**Required task:** Write out the complete material exactly as it stands.

-- Begin Dataset entries --

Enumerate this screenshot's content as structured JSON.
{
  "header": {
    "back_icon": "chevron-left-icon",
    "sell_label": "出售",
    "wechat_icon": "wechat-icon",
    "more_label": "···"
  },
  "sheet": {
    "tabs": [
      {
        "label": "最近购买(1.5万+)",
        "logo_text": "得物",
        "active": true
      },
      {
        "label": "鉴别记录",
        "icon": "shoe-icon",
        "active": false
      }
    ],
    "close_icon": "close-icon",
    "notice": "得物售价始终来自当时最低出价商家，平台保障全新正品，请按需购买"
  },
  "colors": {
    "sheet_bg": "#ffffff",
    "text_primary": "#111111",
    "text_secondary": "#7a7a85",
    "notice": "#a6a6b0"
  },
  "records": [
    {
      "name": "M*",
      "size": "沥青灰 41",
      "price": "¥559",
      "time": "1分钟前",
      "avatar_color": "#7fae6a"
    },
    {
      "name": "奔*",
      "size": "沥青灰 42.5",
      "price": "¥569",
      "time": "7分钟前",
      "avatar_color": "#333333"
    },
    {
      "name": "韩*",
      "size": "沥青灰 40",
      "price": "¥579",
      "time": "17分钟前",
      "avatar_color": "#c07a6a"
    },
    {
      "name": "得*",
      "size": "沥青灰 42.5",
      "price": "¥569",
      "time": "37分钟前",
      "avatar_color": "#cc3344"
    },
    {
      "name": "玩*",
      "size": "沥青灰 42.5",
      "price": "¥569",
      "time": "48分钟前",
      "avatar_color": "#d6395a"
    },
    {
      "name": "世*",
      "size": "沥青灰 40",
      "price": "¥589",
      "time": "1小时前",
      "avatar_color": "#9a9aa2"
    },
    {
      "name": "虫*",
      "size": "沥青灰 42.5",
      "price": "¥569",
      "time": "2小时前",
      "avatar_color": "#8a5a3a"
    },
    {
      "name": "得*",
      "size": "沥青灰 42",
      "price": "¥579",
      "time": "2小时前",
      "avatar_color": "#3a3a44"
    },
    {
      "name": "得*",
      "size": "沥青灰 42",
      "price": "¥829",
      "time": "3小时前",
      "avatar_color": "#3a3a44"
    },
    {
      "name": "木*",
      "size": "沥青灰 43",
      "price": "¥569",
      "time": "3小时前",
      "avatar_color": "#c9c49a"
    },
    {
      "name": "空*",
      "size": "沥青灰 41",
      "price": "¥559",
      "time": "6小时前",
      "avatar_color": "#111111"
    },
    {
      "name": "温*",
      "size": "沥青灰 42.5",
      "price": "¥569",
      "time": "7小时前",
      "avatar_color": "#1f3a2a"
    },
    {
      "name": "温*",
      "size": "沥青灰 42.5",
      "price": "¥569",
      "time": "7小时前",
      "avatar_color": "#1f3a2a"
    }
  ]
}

-- End Dataset entries --

**Solution:**
Enumerate this screenshot's content as structured JSON.
{
  "header": {
    "back_icon": "chevron-left-icon",
    "sell_label": "出售",
    "wechat_icon": "wechat-icon",
    "more_label": "···"
  },
  "sheet": {
    "tabs": [
      {
        "label": "最近购买(1.5万+)",
        "logo_text": "得物",
        "active": true
      },
      {
        "label": "鉴别记录",
        "icon": "shoe-icon",
        "active": false
      }
    ],
    "close_icon": "close-icon",
    "notice": "得物售价始终来自当时最低出价商家，平台保障全新正品，请按需购买"
  },
  "colors": {
    "sheet_bg": "#ffffff",
    "text_primary": "#111111",
    "text_secondary": "#7a7a85",
    "notice": "#a6a6b0"
  },
  "records": [
    {
      "name": "M*",
      "size": "沥青灰 41",
      "price": "¥559",
      "time": "1分钟前",
      "avatar_color": "#7fae6a"
    },
    {
      "name": "奔*",
      "size": "沥青灰 42.5",
      "price": "¥569",
      "time": "7分钟前",
      "avatar_color": "#333333"
    },
    {
      "name": "韩*",
      "size": "沥青灰 40",
      "price": "¥579",
      "time": "17分钟前",
      "avatar_color": "#c07a6a"
    },
    {
      "name": "得*",
      "size": "沥青灰 42.5",
      "price": "¥569",
      "time": "37分钟前",
      "avatar_color": "#cc3344"
    },
    {
      "name": "玩*",
      "size": "沥青灰 42.5",
      "price": "¥569",
      "time": "48分钟前",
      "avatar_color": "#d6395a"
    },
    {
      "name": "世*",
      "size": "沥青灰 40",
      "price": "¥589",
      "time": "1小时前",
      "avatar_color": "#9a9aa2"
    },
    {
      "name": "虫*",
      "size": "沥青灰 42.5",
      "price": "¥569",
      "time": "2小时前",
      "avatar_color": "#8a5a3a"
    },
    {
      "name": "得*",
      "size": "沥青灰 42",
      "price": "¥579",
      "time": "2小时前",
      "avatar_color": "#3a3a44"
    },
    {
      "name": "得*",
      "size": "沥青灰 42",
      "price": "¥829",
      "time": "3小时前",
      "avatar_color": "#3a3a44"
    },
    {
      "name": "木*",
      "size": "沥青灰 43",
      "price": "¥569",
      "time": "3小时前",
      "avatar_color": "#c9c49a"
    },
    {
      "name": "空*",
      "size": "沥青灰 41",
      "price": "¥559",
      "time": "6小时前",
      "avatar_color": "#111111"
    },
    {
      "name": "温*",
      "size": "沥青灰 42.5",
      "price": "¥569",
      "time": "7小时前",
      "avatar_color": "#1f3a2a"
    },
    {
      "name": "温*",
      "size": "沥青灰 42.5",
      "price": "¥569",
      "time": "7小时前",
      "avatar_color": "#1f3a2a"
    }
  ]
}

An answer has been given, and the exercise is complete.